Material provided
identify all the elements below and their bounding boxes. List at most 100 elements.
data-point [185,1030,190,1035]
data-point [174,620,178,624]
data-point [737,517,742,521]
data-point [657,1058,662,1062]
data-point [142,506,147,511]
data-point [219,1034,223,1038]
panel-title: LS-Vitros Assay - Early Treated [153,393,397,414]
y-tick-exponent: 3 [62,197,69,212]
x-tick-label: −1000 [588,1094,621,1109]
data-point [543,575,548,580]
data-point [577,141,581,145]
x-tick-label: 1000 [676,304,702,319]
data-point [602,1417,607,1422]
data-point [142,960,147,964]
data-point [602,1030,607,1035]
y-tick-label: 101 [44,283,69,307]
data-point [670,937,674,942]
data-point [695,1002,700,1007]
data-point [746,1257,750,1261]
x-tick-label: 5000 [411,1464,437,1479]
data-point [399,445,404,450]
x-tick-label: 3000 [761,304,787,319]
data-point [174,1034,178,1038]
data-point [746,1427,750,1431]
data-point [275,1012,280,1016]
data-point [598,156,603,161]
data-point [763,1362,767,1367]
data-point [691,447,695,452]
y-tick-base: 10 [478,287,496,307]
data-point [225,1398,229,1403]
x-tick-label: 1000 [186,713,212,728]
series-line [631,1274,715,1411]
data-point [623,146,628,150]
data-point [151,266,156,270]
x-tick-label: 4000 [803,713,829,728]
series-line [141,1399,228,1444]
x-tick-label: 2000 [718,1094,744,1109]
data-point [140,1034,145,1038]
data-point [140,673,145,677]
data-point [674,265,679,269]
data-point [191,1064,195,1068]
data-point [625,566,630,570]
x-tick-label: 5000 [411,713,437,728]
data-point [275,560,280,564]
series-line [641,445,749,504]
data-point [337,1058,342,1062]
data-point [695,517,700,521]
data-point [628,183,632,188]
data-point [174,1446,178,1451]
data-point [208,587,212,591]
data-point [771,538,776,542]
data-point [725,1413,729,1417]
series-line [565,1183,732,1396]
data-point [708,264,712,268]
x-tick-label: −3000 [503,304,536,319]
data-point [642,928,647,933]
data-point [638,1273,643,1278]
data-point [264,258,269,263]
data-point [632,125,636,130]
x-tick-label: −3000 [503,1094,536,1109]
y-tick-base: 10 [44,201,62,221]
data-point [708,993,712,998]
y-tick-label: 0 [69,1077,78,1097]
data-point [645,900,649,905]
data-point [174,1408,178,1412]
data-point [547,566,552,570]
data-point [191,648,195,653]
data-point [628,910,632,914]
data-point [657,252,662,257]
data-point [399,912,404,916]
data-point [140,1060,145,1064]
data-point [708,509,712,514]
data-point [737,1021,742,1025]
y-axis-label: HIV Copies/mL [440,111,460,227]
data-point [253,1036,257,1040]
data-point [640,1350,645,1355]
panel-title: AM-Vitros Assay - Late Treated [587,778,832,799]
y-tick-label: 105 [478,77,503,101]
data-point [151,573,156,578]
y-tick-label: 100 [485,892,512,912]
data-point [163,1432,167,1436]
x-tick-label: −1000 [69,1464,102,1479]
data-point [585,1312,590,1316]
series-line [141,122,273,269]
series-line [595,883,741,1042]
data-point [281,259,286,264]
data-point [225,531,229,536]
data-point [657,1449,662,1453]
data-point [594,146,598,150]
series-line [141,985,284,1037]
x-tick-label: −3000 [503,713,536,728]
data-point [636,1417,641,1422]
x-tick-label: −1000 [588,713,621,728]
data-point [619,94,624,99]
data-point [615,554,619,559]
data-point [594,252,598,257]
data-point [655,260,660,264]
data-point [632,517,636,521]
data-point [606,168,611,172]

Task objective
Gather each line of the listing that holds the string "Vitros".

Answer to the exercise
panel-title: LS-Vitros Assay - Early Treated [153,393,397,414]
panel-title: AM-Vitros Assay - Late Treated [587,778,832,799]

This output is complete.